§ **Requirement**:
Give every entry again, unchanged, and leave its images out.

━━ Data for this exercise ━━

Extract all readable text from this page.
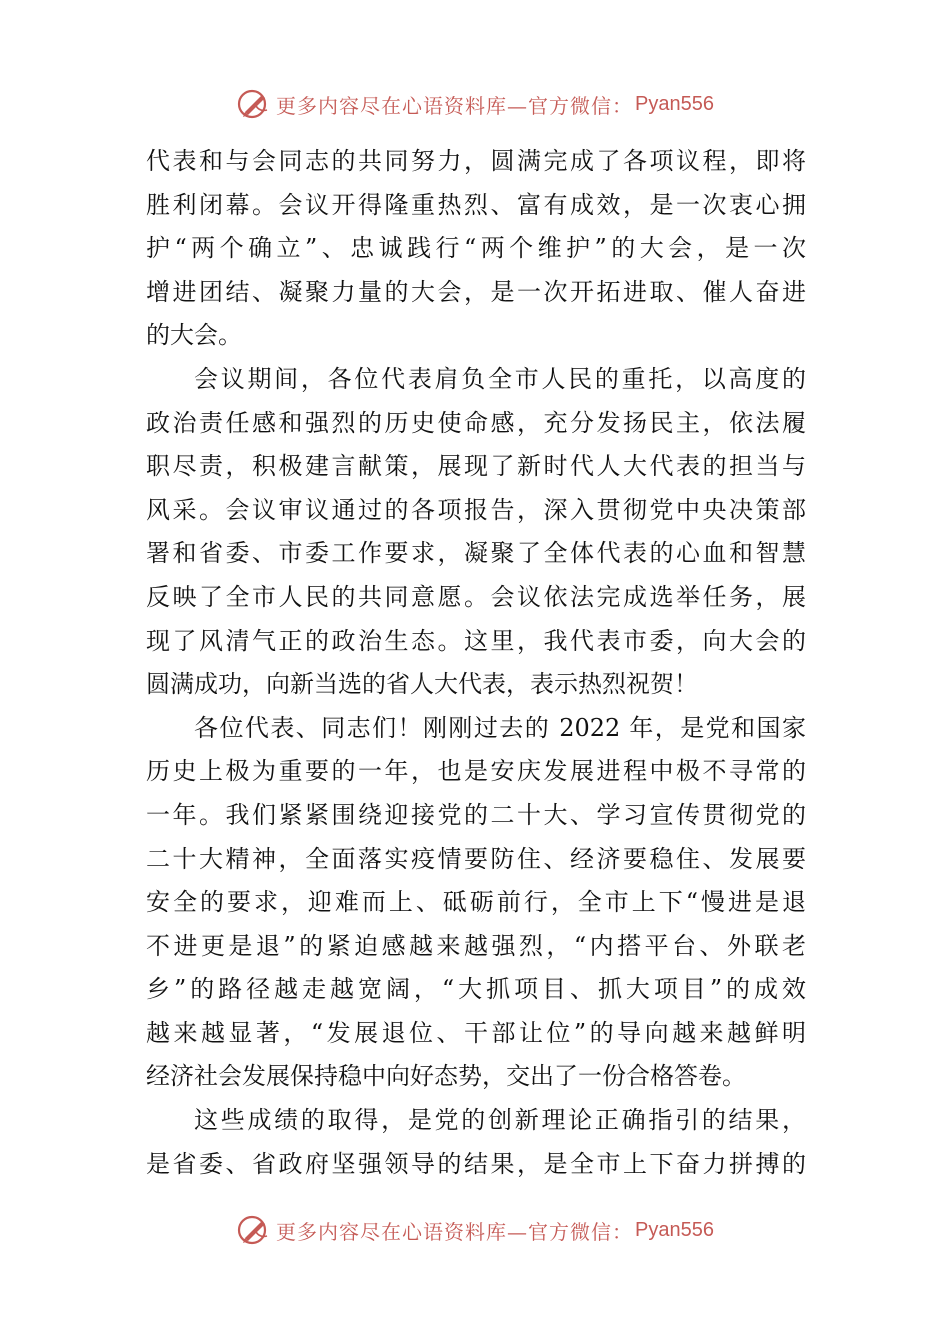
更多内容尽在心语资料库—官方微信： Pyan556
代表和与会同志的共同努力，圆满完成了各项议程，即将
胜利闭幕。会议开得隆重热烈、富有成效，是一次衷心拥
护“两个确立”、忠诚践行“两个维护”的大会，是一次
增进团结、凝聚力量的大会，是一次开拓进取、催人奋进
的大会。
会议期间，各位代表肩负全市人民的重托，以高度的
政治责任感和强烈的历史使命感，充分发扬民主，依法履
职尽责，积极建言献策，展现了新时代人大代表的担当与
风采。会议审议通过的各项报告，深入贯彻党中央决策部
署和省委、市委工作要求，凝聚了全体代表的心血和智慧
反映了全市人民的共同意愿。会议依法完成选举任务，展
现了风清气正的政治生态。这里，我代表市委，向大会的
圆满成功，向新当选的省人大代表，表示热烈祝贺！
各位代表、同志们！刚刚过去的 2022 年，是党和国家
历史上极为重要的一年，也是安庆发展进程中极不寻常的
一年。我们紧紧围绕迎接党的二十大、学习宣传贯彻党的
二十大精神，全面落实疫情要防住、经济要稳住、发展要
安全的要求，迎难而上、砥砺前行，全市上下“慢进是退
不进更是退”的紧迫感越来越强烈，“内搭平台、外联老
乡”的路径越走越宽阔，“大抓项目、抓大项目”的成效
越来越显著，“发展退位、干部让位”的导向越来越鲜明
经济社会发展保持稳中向好态势，交出了一份合格答卷。
这些成绩的取得，是党的创新理论正确指引的结果，
是省委、省政府坚强领导的结果，是全市上下奋力拼搏的
更多内容尽在心语资料库—官方微信： Pyan556
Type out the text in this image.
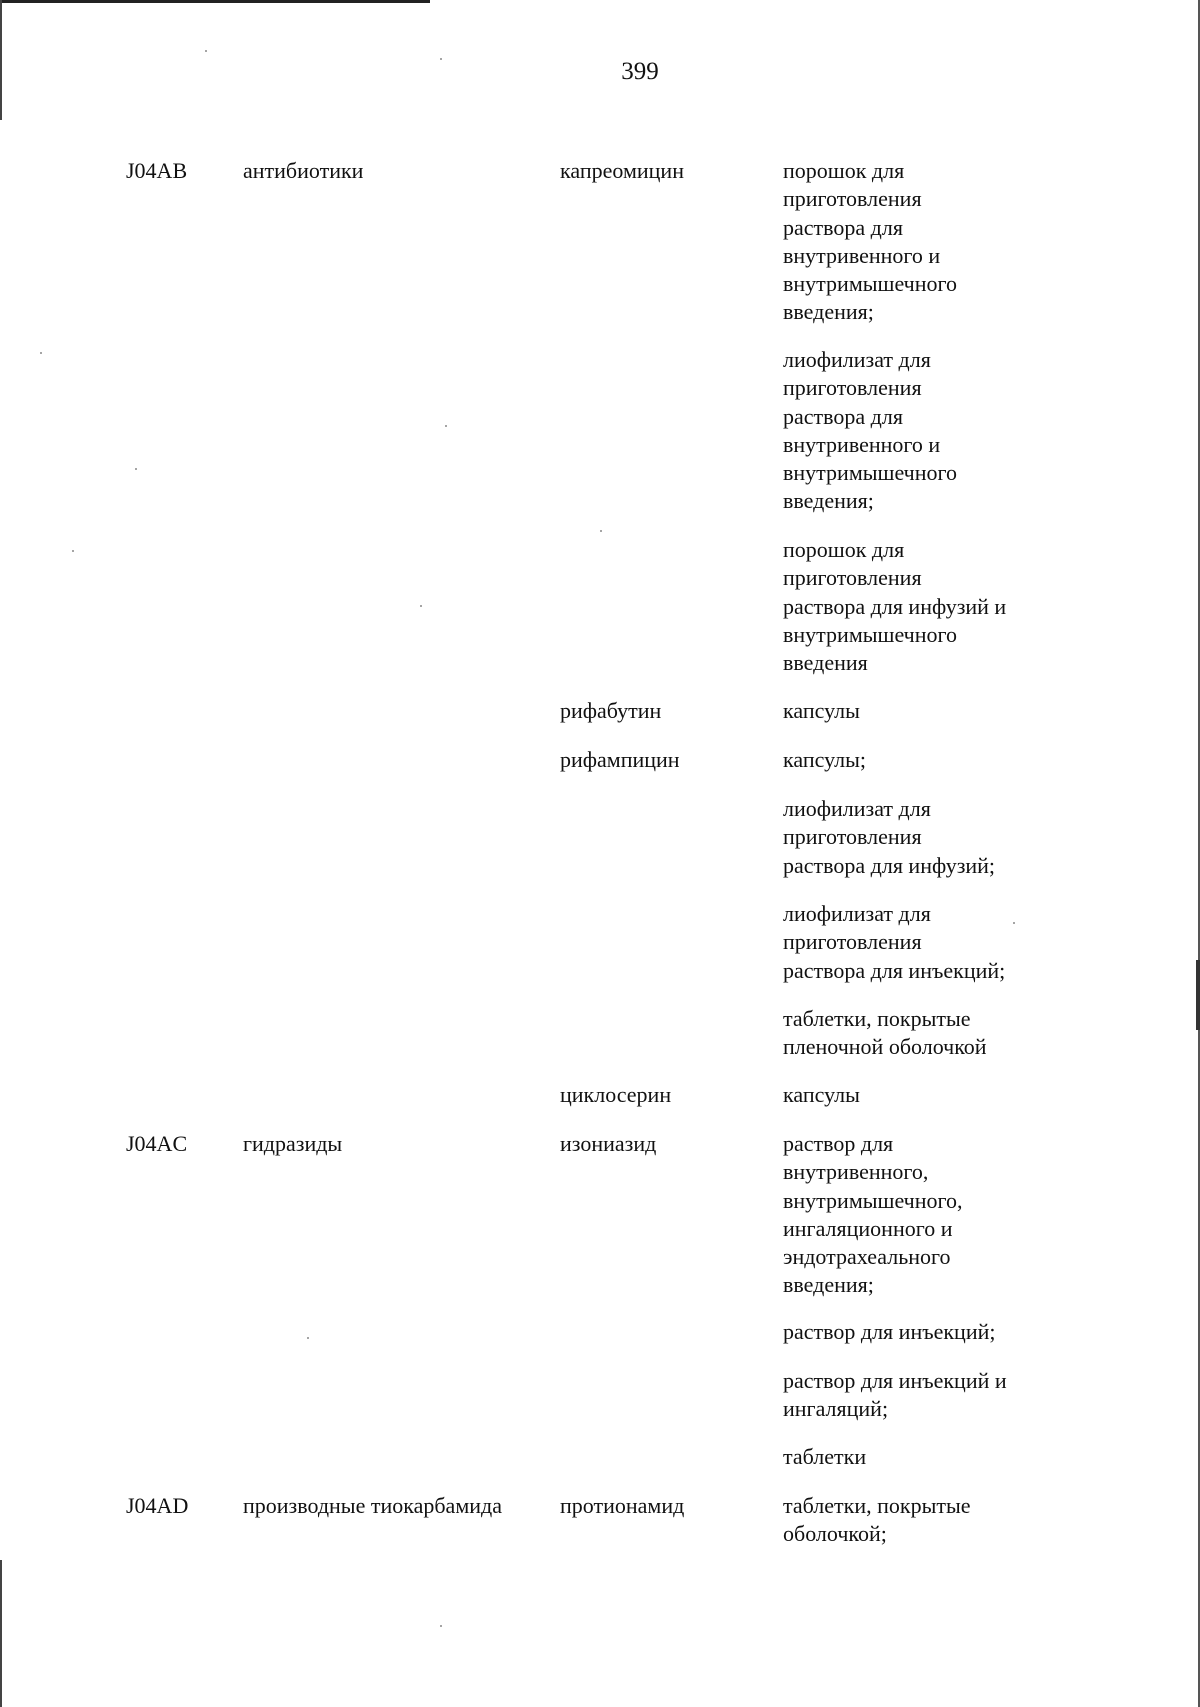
399
J04AB	антибиотики	капреомицин	порошок для
приготовления
раствора для
внутривенного и
внутримышечного
введения;
лиофилизат для
приготовления
раствора для
внутривенного и
внутримышечного
введения;
порошок для
приготовления
раствора для инфузий и
внутримышечного
введения
рифабутин	капсулы
рифампицин	капсулы;
лиофилизат для
приготовления
раствора для инфузий;
лиофилизат для
приготовления
раствора для инъекций;
таблетки, покрытые
пленочной оболочкой
циклосерин	капсулы
J04AC	гидразиды	изониазид	раствор для
внутривенного,
внутримышечного,
ингаляционного и
эндотрахеального
введения;
раствор для инъекций;
раствор для инъекций и
ингаляций;
таблетки
J04AD	производные тиокарбамида	протионамид	таблетки, покрытые
оболочкой;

━━━

§ **The completed task**:
Extract all readable text from this page.
更多内容尽在心语资料库—官方微信： Pyan556
代表和与会同志的共同努力，圆满完成了各项议程，即将
胜利闭幕。会议开得隆重热烈、富有成效，是一次衷心拥
护“两个确立”、忠诚践行“两个维护”的大会，是一次
增进团结、凝聚力量的大会，是一次开拓进取、催人奋进
的大会。
会议期间，各位代表肩负全市人民的重托，以高度的
政治责任感和强烈的历史使命感，充分发扬民主，依法履
职尽责，积极建言献策，展现了新时代人大代表的担当与
风采。会议审议通过的各项报告，深入贯彻党中央决策部
署和省委、市委工作要求，凝聚了全体代表的心血和智慧
反映了全市人民的共同意愿。会议依法完成选举任务，展
现了风清气正的政治生态。这里，我代表市委，向大会的
圆满成功，向新当选的省人大代表，表示热烈祝贺！
各位代表、同志们！刚刚过去的 2022 年，是党和国家
历史上极为重要的一年，也是安庆发展进程中极不寻常的
一年。我们紧紧围绕迎接党的二十大、学习宣传贯彻党的
二十大精神，全面落实疫情要防住、经济要稳住、发展要
安全的要求，迎难而上、砥砺前行，全市上下“慢进是退
不进更是退”的紧迫感越来越强烈，“内搭平台、外联老
乡”的路径越走越宽阔，“大抓项目、抓大项目”的成效
越来越显著，“发展退位、干部让位”的导向越来越鲜明
经济社会发展保持稳中向好态势，交出了一份合格答卷。
这些成绩的取得，是党的创新理论正确指引的结果，
是省委、省政府坚强领导的结果，是全市上下奋力拼搏的
更多内容尽在心语资料库—官方微信： Pyan556
Type out the text in this image.
399
J04AB	антибиотики	капреомицин	порошок для
приготовления
раствора для
внутривенного и
внутримышечного
введения;
лиофилизат для
приготовления
раствора для
внутривенного и
внутримышечного
введения;
порошок для
приготовления
раствора для инфузий и
внутримышечного
введения
рифабутин	капсулы
рифампицин	капсулы;
лиофилизат для
приготовления
раствора для инфузий;
лиофилизат для
приготовления
раствора для инъекций;
таблетки, покрытые
пленочной оболочкой
циклосерин	капсулы
J04AC	гидразиды	изониазид	раствор для
внутривенного,
внутримышечного,
ингаляционного и
эндотрахеального
введения;
раствор для инъекций;
раствор для инъекций и
ингаляций;
таблетки
J04AD	производные тиокарбамида	протионамид	таблетки, покрытые
оболочкой;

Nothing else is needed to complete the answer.